Stated problem 1: Rewrite the passage of the court opinion excerpt below, starting at the words "There may be" and stopping after "(Emphasis added.)", with "intoxicated" replaced by "impaired".

───── Source excerpt ─────

There may be a compelling state interest to say you cannot drive when you’re intoxicated with marijuana, or pregnant women shouldn’t, all those things could be compelling interest. That’s not what we’re asking for. We’re asking a very limited thing here: Only in your own home because that’s the issue presented here.
(Emphasis added.)
Although Sunderland asserted that he used marijuana for religious practices in his own home, he did not seek to draw the conclusion that his right to privacy was implicated. Indeed, as demonstrated by the afore—emphasized portion of the transcript, he expressly disavowed any right to privacy argument. Rather, Sunderland argued that, despite the inability to succeed on privacy grounds in this jurisdiction, his right to the free exercise of religion required the prosecution to demonstrate a compelling state interest justifying a prohibition on the personal, home-use of marijuana. His focus on the home was meant only to distinguish other potential compelling state interests in preventing public harm that may flow from the use of marijuana outside the home. That argument differs from the argument Sunder-land now seeks to assert on appeal—that his right to privacy encompasses the right to possess marijuana for religious purposes within the confines of his own home.
Therefore, inasmuch as Sunderland did not raise his right-to-privacy argument before the trial court, we do not address it. See HRS § 641-2 (Supp.2004) (“The appellate court ... need not consider a point that was not presented in the trial court in an appro*400priate manner.”); State v. Naeole, 62 Haw. 563, 570, 617 P.2d 820, 826 (1980) (stating that it is well-established that “an issue raised for the first time on appeal will not be considered by the reviewing courts”); State v. Kahalewai, 56 Haw. 481, 491, 541 P.2d 1020, 1027 (1975) (“Generally, appellate courts will not consider questions which were not raised in the trial courts.”); Territory v. Kelley, 38 Haw. 433, 435 (1949) (“[N]o question of constitutionality of the ordinance was ... called to the attention of the trial court and ruled upon, nor has any failure to rule been preserved by proper exceptions. No such question, therefore, can be properly raised for the first time in this court.”); Onaka, 112 Hawai'i at 386, 146 P.3d at 101 (“[T]he rule in this jurisdiction ... prohibits an appellant from complaining for the first time on appeal of error to which he has acquiesced or to which he failed to object.”) (Ellipses in original.) (Citations omitted.).
B. Enforcement of HRS § 712-1249 Does Not Violate Sunderland’s First Amendment Right to the Free Exercise of Religion.

───── Task input ─────

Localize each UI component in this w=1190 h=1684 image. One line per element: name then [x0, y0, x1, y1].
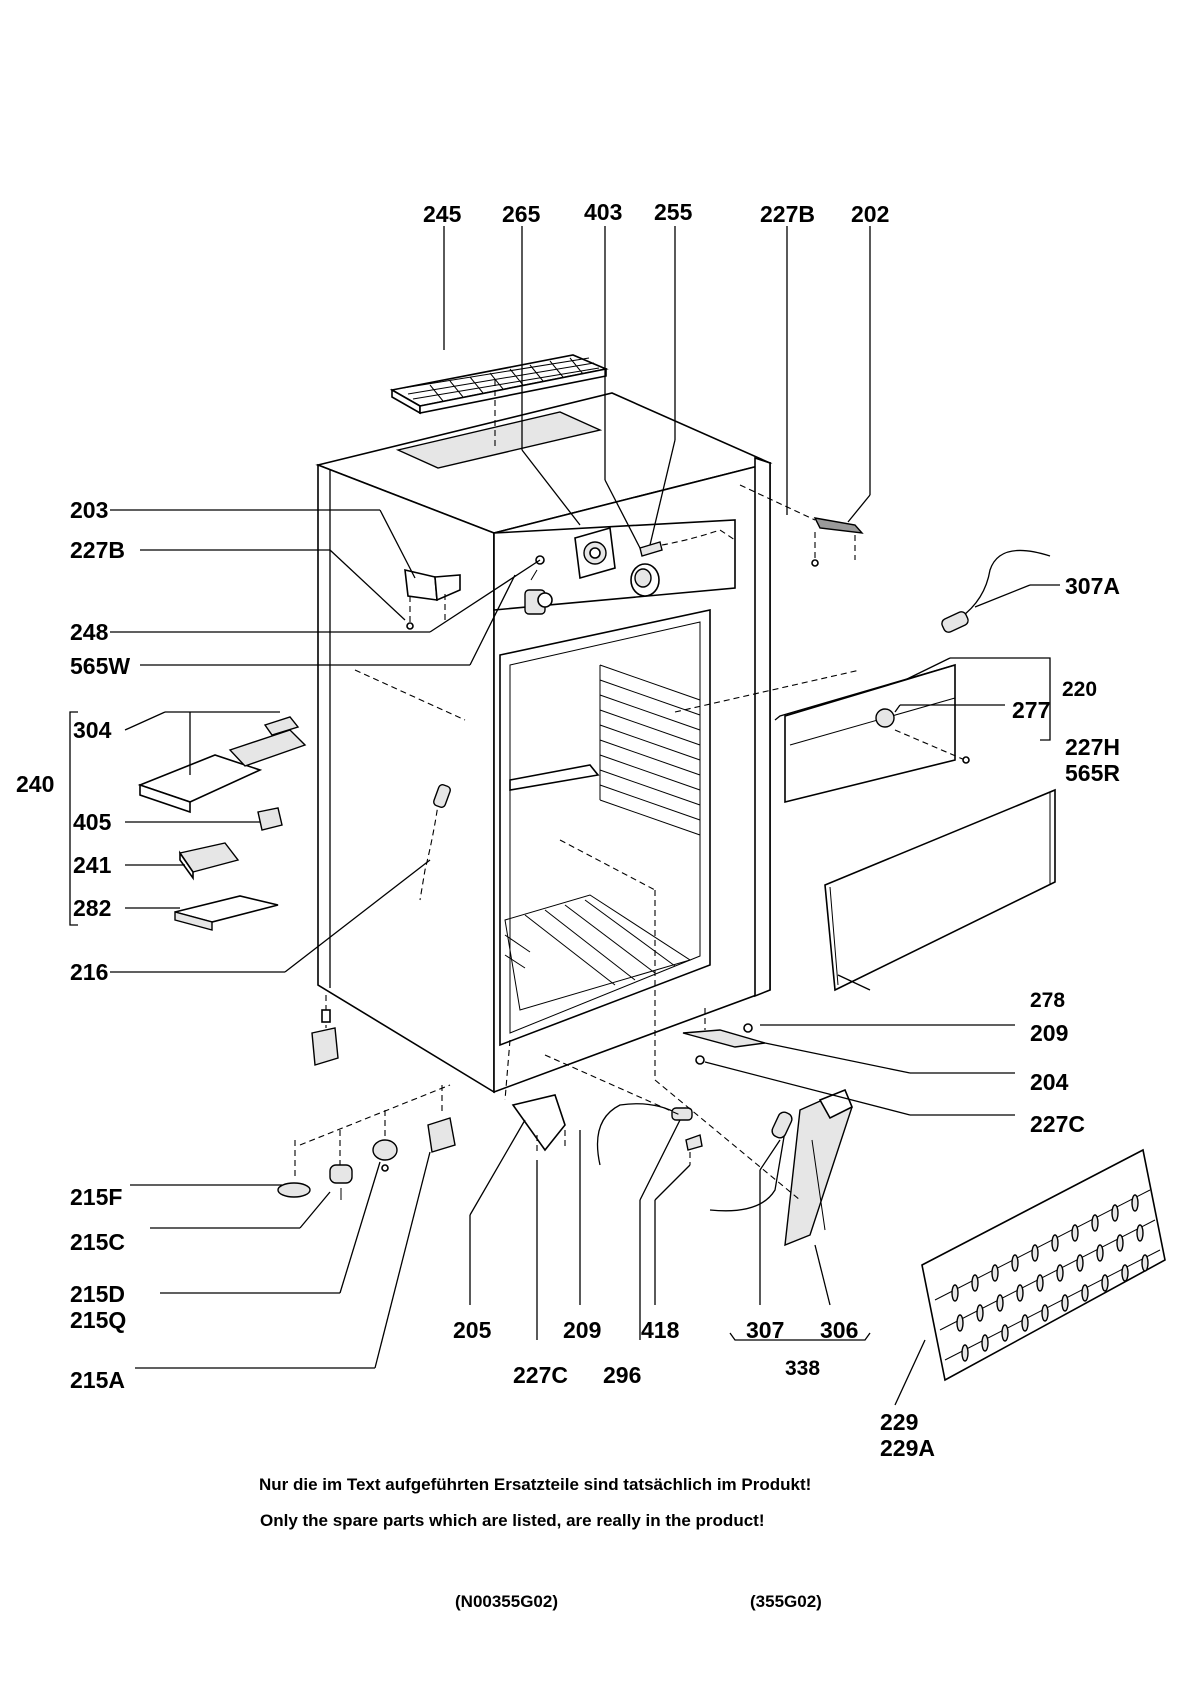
label-215D: 215D	[70, 1281, 125, 1307]
label-403: 403	[584, 199, 622, 225]
foot-215A-lower	[299, 1084, 456, 1153]
label-204: 204	[1030, 1069, 1069, 1095]
label-229: 229	[880, 1409, 918, 1435]
foot-215C	[329, 1130, 353, 1200]
code-left: (N00355G02)	[455, 1592, 558, 1611]
label-227C-right: 227C	[1030, 1111, 1085, 1137]
piezo-igniter-255	[639, 529, 736, 557]
burner-cover-306	[784, 1088, 854, 1247]
label-216: 216	[70, 959, 108, 985]
label-418: 418	[641, 1317, 680, 1343]
leader-lines	[110, 226, 1060, 1406]
label-405: 405	[73, 809, 112, 835]
note-english: Only the spare parts which are listed, a…	[260, 1511, 764, 1530]
top-vent-grille-245	[389, 354, 609, 415]
label-227H: 227H	[1065, 734, 1120, 760]
footer-notes: Nur die im Text aufgeführten Ersatzteile…	[259, 1475, 822, 1611]
label-215Q: 215Q	[70, 1307, 126, 1333]
code-right: (355G02)	[750, 1592, 822, 1611]
label-307A: 307A	[1065, 573, 1120, 599]
label-240: 240	[16, 771, 54, 797]
label-203: 203	[70, 497, 108, 523]
label-255: 255	[654, 199, 693, 225]
hinge-bracket-203	[404, 568, 461, 630]
label-245: 245	[423, 201, 462, 227]
label-265: 265	[502, 201, 541, 227]
label-220: 220	[1062, 678, 1097, 701]
label-277: 277	[1012, 697, 1050, 723]
label-248: 248	[70, 619, 109, 645]
thermocouple-307	[709, 1111, 793, 1212]
ignition-kit-240	[69, 669, 466, 931]
label-307: 307	[746, 1317, 784, 1343]
ignition-cable-307A	[941, 549, 1051, 633]
label-304: 304	[73, 717, 112, 743]
door-panel-220	[674, 663, 970, 804]
label-202: 202	[851, 201, 889, 227]
label-306: 306	[820, 1317, 858, 1343]
note-german: Nur die im Text aufgeführten Ersatzteile…	[259, 1475, 811, 1494]
foot-215F	[277, 1140, 311, 1198]
vent-grille-229	[921, 1148, 1166, 1382]
label-227B-left: 227B	[70, 537, 125, 563]
part-labels: 245 265 403 255 227B 202 203 227B 248 56…	[16, 199, 1120, 1461]
label-209-right: 209	[1030, 1020, 1068, 1046]
label-296: 296	[603, 1362, 641, 1388]
label-215C: 215C	[70, 1229, 125, 1255]
label-227B-top: 227B	[760, 201, 815, 227]
switch-265	[574, 526, 616, 580]
lamp-socket-248	[524, 589, 553, 615]
label-209-bottom: 209	[563, 1317, 601, 1343]
foot-front-215A	[311, 995, 339, 1066]
label-205: 205	[453, 1317, 492, 1343]
label-338: 338	[785, 1357, 820, 1380]
hinge-202	[811, 517, 864, 567]
label-241: 241	[73, 852, 112, 878]
label-215F: 215F	[70, 1184, 122, 1210]
label-565W: 565W	[70, 653, 130, 679]
bracket-205	[511, 1094, 566, 1155]
clip-418	[685, 1134, 703, 1165]
back-cover-278	[824, 788, 1056, 992]
label-278: 278	[1030, 989, 1065, 1012]
thermostat-knob-403	[630, 563, 660, 597]
hardware-lines	[504, 1039, 681, 1116]
fridge-cabinet	[315, 392, 773, 1094]
burner-tube-296	[596, 1103, 693, 1166]
label-215A: 215A	[70, 1367, 125, 1393]
label-282: 282	[73, 895, 111, 921]
foot-215D	[372, 1110, 398, 1172]
label-565R: 565R	[1065, 760, 1120, 786]
label-229A: 229A	[880, 1435, 935, 1461]
label-227C-bottom: 227C	[513, 1362, 568, 1388]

─────

Stated problem 2: Give again, unchanged, the lines of the listing beginning at the line that has "1281, 125, 1307]" and stopping after the line that has "537, 125, 563]".

Solution 1:
There may be a compelling state interest to say you cannot drive when you’re impaired with marijuana, or pregnant women shouldn’t, all those things could be compelling interest. That’s not what we’re asking for. We’re asking a very limited thing here: Only in your own home because that’s the issue presented here.
(Emphasis added.)

Solution 2:
label-215D: 215D	[70, 1281, 125, 1307]
label-403: 403	[584, 199, 622, 225]
foot-215A-lower	[299, 1084, 456, 1153]
label-204: 204	[1030, 1069, 1069, 1095]
label-229: 229	[880, 1409, 918, 1435]
foot-215C	[329, 1130, 353, 1200]
code-left: (N00355G02)	[455, 1592, 558, 1611]
label-227C-right: 227C	[1030, 1111, 1085, 1137]
piezo-igniter-255	[639, 529, 736, 557]
burner-cover-306	[784, 1088, 854, 1247]
label-216: 216	[70, 959, 108, 985]
label-418: 418	[641, 1317, 680, 1343]
leader-lines	[110, 226, 1060, 1406]
label-405: 405	[73, 809, 112, 835]
note-english: Only the spare parts which are listed, a…	[260, 1511, 764, 1530]
top-vent-grille-245	[389, 354, 609, 415]
label-227H: 227H	[1065, 734, 1120, 760]
footer-notes: Nur die im Text aufgeführten Ersatzteile…	[259, 1475, 822, 1611]
label-215Q: 215Q	[70, 1307, 126, 1333]
code-right: (355G02)	[750, 1592, 822, 1611]
label-307A: 307A	[1065, 573, 1120, 599]
label-240: 240	[16, 771, 54, 797]
label-203: 203	[70, 497, 108, 523]
label-255: 255	[654, 199, 693, 225]
hinge-bracket-203	[404, 568, 461, 630]
label-245: 245	[423, 201, 462, 227]
label-265: 265	[502, 201, 541, 227]
label-220: 220	[1062, 678, 1097, 701]
label-277: 277	[1012, 697, 1050, 723]
label-248: 248	[70, 619, 109, 645]
thermocouple-307	[709, 1111, 793, 1212]
ignition-kit-240	[69, 669, 466, 931]
label-307: 307	[746, 1317, 784, 1343]
ignition-cable-307A	[941, 549, 1051, 633]
label-304: 304	[73, 717, 112, 743]
door-panel-220	[674, 663, 970, 804]
label-202: 202	[851, 201, 889, 227]
label-306: 306	[820, 1317, 858, 1343]
note-german: Nur die im Text aufgeführten Ersatzteile…	[259, 1475, 811, 1494]
foot-215F	[277, 1140, 311, 1198]
vent-grille-229	[921, 1148, 1166, 1382]
label-227B-left: 227B	[70, 537, 125, 563]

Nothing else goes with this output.